→ **GIVEN TASK**
Copy out the records precisely, omitting pictures.

→ **RECORD EXTRACTS**

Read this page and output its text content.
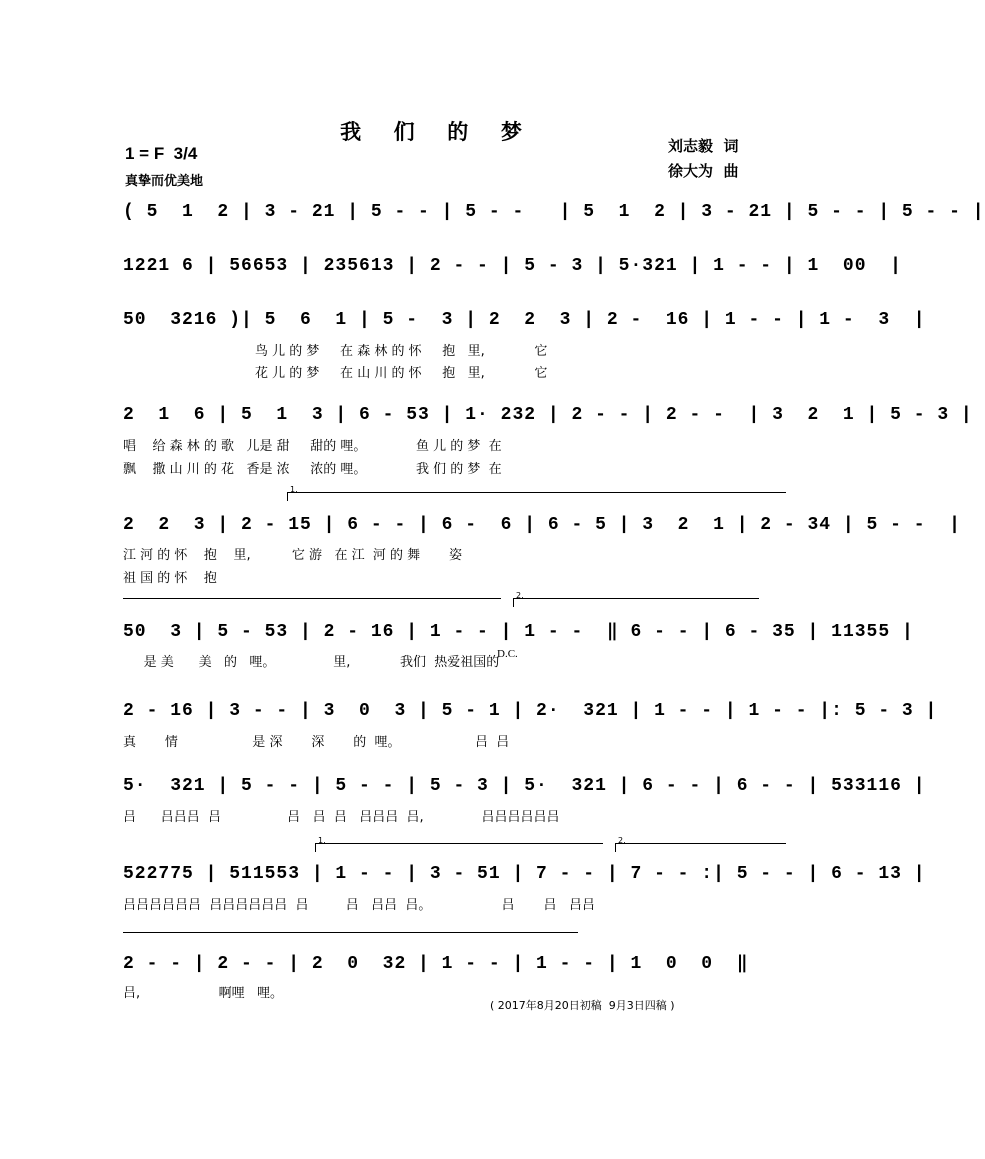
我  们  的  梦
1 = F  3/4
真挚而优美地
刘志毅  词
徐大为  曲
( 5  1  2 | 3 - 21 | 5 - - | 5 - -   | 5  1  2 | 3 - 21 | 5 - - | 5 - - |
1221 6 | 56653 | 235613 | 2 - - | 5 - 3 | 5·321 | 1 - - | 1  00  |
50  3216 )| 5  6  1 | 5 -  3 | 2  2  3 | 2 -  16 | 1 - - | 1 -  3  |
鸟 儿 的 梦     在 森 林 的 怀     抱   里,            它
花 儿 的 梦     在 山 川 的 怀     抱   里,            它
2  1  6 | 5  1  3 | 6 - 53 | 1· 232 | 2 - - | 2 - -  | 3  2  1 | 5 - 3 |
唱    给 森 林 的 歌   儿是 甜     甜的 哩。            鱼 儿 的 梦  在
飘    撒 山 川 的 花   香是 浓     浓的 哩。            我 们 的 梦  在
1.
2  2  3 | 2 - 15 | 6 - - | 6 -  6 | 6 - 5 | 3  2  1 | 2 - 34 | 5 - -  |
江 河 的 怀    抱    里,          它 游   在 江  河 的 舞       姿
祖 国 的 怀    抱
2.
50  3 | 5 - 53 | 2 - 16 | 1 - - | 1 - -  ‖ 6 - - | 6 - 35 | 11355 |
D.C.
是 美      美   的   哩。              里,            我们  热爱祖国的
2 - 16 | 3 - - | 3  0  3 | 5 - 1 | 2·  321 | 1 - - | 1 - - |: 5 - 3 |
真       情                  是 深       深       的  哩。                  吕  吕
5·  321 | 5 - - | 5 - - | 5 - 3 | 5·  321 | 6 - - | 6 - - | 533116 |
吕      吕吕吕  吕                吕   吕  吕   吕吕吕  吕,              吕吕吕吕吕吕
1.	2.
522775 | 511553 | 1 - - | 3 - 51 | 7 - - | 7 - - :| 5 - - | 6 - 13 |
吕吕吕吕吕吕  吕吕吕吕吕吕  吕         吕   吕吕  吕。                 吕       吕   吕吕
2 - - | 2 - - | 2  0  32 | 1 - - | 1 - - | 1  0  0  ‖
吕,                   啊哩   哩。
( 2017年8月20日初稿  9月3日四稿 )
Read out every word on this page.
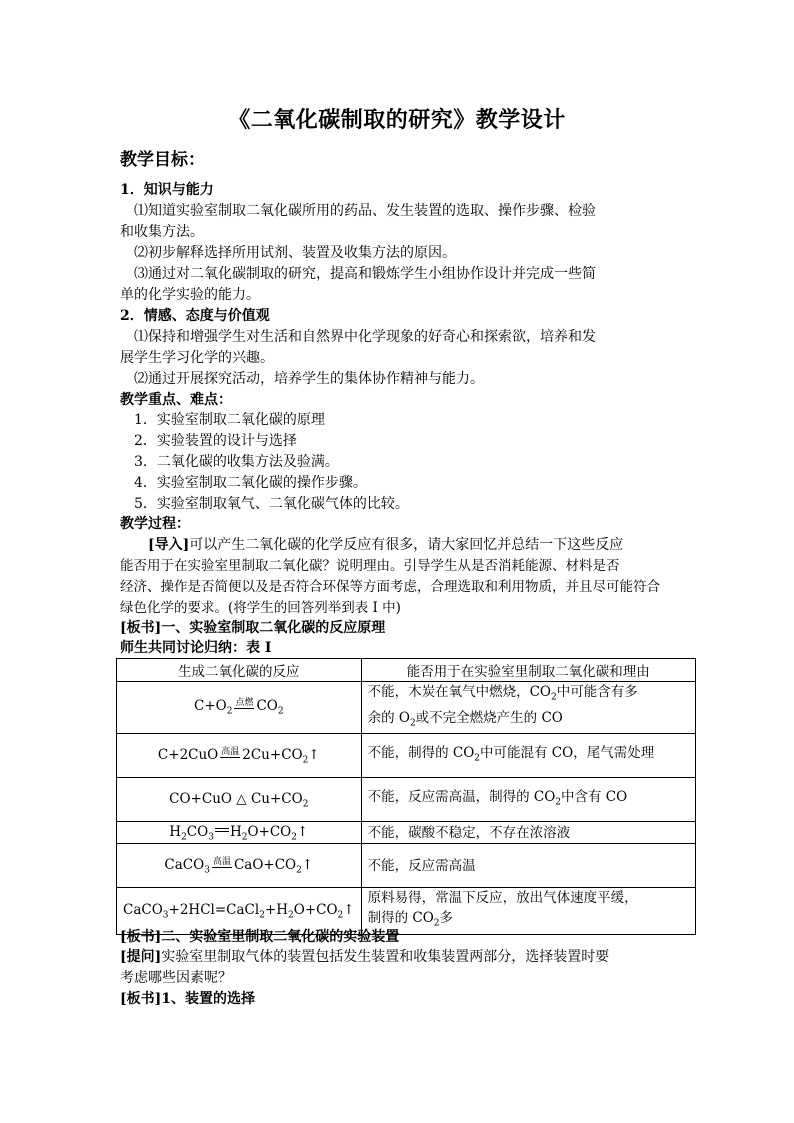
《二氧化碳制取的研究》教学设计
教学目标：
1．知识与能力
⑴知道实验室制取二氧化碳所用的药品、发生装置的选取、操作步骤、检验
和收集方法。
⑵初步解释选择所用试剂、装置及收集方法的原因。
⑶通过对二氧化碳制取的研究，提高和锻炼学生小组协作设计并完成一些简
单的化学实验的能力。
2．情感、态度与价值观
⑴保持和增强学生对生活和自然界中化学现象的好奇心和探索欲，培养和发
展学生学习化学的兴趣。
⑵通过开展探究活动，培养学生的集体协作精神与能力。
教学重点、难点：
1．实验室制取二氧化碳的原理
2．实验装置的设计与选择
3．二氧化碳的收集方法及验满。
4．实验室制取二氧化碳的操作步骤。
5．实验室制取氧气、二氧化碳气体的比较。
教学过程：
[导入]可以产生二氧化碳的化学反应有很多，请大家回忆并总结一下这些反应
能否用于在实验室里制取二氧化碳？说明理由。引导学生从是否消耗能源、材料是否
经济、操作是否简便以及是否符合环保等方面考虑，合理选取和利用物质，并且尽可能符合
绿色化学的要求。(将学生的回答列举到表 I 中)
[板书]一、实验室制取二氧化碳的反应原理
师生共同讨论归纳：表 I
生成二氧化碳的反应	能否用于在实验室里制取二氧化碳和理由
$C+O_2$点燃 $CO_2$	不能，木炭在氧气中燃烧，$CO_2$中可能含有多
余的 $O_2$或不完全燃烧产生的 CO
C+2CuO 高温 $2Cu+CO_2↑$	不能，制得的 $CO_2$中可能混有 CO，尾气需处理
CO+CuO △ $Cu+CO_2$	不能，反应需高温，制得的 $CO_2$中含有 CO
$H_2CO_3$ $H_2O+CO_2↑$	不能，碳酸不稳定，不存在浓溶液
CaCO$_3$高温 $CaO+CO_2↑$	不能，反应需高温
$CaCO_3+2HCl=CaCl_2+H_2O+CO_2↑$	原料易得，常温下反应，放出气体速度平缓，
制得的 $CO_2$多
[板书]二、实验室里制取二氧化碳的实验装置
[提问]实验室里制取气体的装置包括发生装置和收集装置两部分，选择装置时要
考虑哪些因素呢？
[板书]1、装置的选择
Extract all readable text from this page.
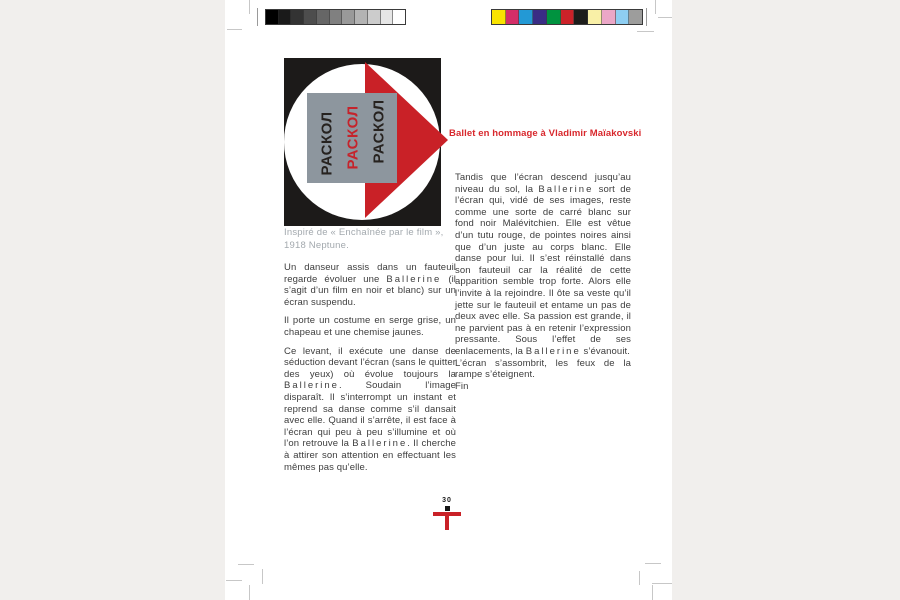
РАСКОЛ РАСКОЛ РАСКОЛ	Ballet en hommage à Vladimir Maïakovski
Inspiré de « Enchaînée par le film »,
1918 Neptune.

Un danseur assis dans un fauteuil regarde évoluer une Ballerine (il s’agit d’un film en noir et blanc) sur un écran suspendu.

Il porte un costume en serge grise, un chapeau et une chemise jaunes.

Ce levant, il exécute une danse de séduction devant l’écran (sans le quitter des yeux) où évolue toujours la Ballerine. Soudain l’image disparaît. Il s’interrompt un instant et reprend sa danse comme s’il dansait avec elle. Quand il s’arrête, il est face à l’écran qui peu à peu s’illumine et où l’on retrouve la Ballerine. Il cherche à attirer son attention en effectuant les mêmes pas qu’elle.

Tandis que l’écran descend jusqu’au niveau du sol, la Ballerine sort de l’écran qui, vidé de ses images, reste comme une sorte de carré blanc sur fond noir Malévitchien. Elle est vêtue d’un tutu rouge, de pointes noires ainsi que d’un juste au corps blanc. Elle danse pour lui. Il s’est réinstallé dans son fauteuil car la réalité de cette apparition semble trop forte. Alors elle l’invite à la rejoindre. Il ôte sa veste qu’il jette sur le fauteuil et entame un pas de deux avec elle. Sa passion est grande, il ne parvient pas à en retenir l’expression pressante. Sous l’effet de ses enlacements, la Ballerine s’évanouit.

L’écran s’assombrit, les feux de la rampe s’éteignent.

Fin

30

→ **ANSWER TO THIS TASK**
Read this page and output its text content.
我  们  的  梦
1 = F  3/4
真挚而优美地
刘志毅  词
徐大为  曲
( 5  1  2 | 3 - 21 | 5 - - | 5 - -   | 5  1  2 | 3 - 21 | 5 - - | 5 - - |
1221 6 | 56653 | 235613 | 2 - - | 5 - 3 | 5·321 | 1 - - | 1  00  |
50  3216 )| 5  6  1 | 5 -  3 | 2  2  3 | 2 -  16 | 1 - - | 1 -  3  |
鸟 儿 的 梦     在 森 林 的 怀     抱   里,            它
花 儿 的 梦     在 山 川 的 怀     抱   里,            它
2  1  6 | 5  1  3 | 6 - 53 | 1· 232 | 2 - - | 2 - -  | 3  2  1 | 5 - 3 |
唱    给 森 林 的 歌   儿是 甜     甜的 哩。            鱼 儿 的 梦  在
飘    撒 山 川 的 花   香是 浓     浓的 哩。            我 们 的 梦  在
1.
2  2  3 | 2 - 15 | 6 - - | 6 -  6 | 6 - 5 | 3  2  1 | 2 - 34 | 5 - -  |
江 河 的 怀    抱    里,          它 游   在 江  河 的 舞       姿
祖 国 的 怀    抱
2.
50  3 | 5 - 53 | 2 - 16 | 1 - - | 1 - -  ‖ 6 - - | 6 - 35 | 11355 |
D.C.
是 美      美   的   哩。              里,            我们  热爱祖国的
2 - 16 | 3 - - | 3  0  3 | 5 - 1 | 2·  321 | 1 - - | 1 - - |: 5 - 3 |
真       情                  是 深       深       的  哩。                  吕  吕
5·  321 | 5 - - | 5 - - | 5 - 3 | 5·  321 | 6 - - | 6 - - | 533116 |
吕      吕吕吕  吕                吕   吕  吕   吕吕吕  吕,              吕吕吕吕吕吕
1.	2.
522775 | 511553 | 1 - - | 3 - 51 | 7 - - | 7 - - :| 5 - - | 6 - 13 |
吕吕吕吕吕吕  吕吕吕吕吕吕  吕         吕   吕吕  吕。                 吕       吕   吕吕
2 - - | 2 - - | 2  0  32 | 1 - - | 1 - - | 1  0  0  ‖
吕,                   啊哩   哩。
( 2017年8月20日初稿  9月3日四稿 )
Read out every word on this page.
《二氧化碳制取的研究》教学设计
教学目标：
1．知识与能力
⑴知道实验室制取二氧化碳所用的药品、发生装置的选取、操作步骤、检验
和收集方法。
⑵初步解释选择所用试剂、装置及收集方法的原因。
⑶通过对二氧化碳制取的研究，提高和锻炼学生小组协作设计并完成一些简
单的化学实验的能力。
2．情感、态度与价值观
⑴保持和增强学生对生活和自然界中化学现象的好奇心和探索欲，培养和发
展学生学习化学的兴趣。
⑵通过开展探究活动，培养学生的集体协作精神与能力。
教学重点、难点：
1．实验室制取二氧化碳的原理
2．实验装置的设计与选择
3．二氧化碳的收集方法及验满。
4．实验室制取二氧化碳的操作步骤。
5．实验室制取氧气、二氧化碳气体的比较。
教学过程：
[导入]可以产生二氧化碳的化学反应有很多，请大家回忆并总结一下这些反应
能否用于在实验室里制取二氧化碳？说明理由。引导学生从是否消耗能源、材料是否
经济、操作是否简便以及是否符合环保等方面考虑，合理选取和利用物质，并且尽可能符合
绿色化学的要求。(将学生的回答列举到表 I 中)
[板书]一、实验室制取二氧化碳的反应原理
师生共同讨论归纳：表 I
生成二氧化碳的反应	能否用于在实验室里制取二氧化碳和理由
$C+O_2$点燃 $CO_2$	不能，木炭在氧气中燃烧，$CO_2$中可能含有多
余的 $O_2$或不完全燃烧产生的 CO
C+2CuO 高温 $2Cu+CO_2↑$	不能，制得的 $CO_2$中可能混有 CO，尾气需处理
CO+CuO △ $Cu+CO_2$	不能，反应需高温，制得的 $CO_2$中含有 CO
$H_2CO_3$ $H_2O+CO_2↑$	不能，碳酸不稳定，不存在浓溶液
CaCO$_3$高温 $CaO+CO_2↑$	不能，反应需高温
$CaCO_3+2HCl=CaCl_2+H_2O+CO_2↑$	原料易得，常温下反应，放出气体速度平缓，
制得的 $CO_2$多
[板书]二、实验室里制取二氧化碳的实验装置
[提问]实验室里制取气体的装置包括发生装置和收集装置两部分，选择装置时要
考虑哪些因素呢？
[板书]1、装置的选择
Extract all readable text from this page.
РАСКОЛ РАСКОЛ РАСКОЛ	Ballet en hommage à Vladimir Maïakovski
Inspiré de « Enchaînée par le film »,
1918 Neptune.

Un danseur assis dans un fauteuil regarde évoluer une Ballerine (il s’agit d’un film en noir et blanc) sur un écran suspendu.

Il porte un costume en serge grise, un chapeau et une chemise jaunes.

Ce levant, il exécute une danse de séduction devant l’écran (sans le quitter des yeux) où évolue toujours la Ballerine. Soudain l’image disparaît. Il s’interrompt un instant et reprend sa danse comme s’il dansait avec elle. Quand il s’arrête, il est face à l’écran qui peu à peu s’illumine et où l’on retrouve la Ballerine. Il cherche à attirer son attention en effectuant les mêmes pas qu’elle.

Tandis que l’écran descend jusqu’au niveau du sol, la Ballerine sort de l’écran qui, vidé de ses images, reste comme une sorte de carré blanc sur fond noir Malévitchien. Elle est vêtue d’un tutu rouge, de pointes noires ainsi que d’un juste au corps blanc. Elle danse pour lui. Il s’est réinstallé dans son fauteuil car la réalité de cette apparition semble trop forte. Alors elle l’invite à la rejoindre. Il ôte sa veste qu’il jette sur le fauteuil et entame un pas de deux avec elle. Sa passion est grande, il ne parvient pas à en retenir l’expression pressante. Sous l’effet de ses enlacements, la Ballerine s’évanouit.

L’écran s’assombrit, les feux de la rampe s’éteignent.

Fin

30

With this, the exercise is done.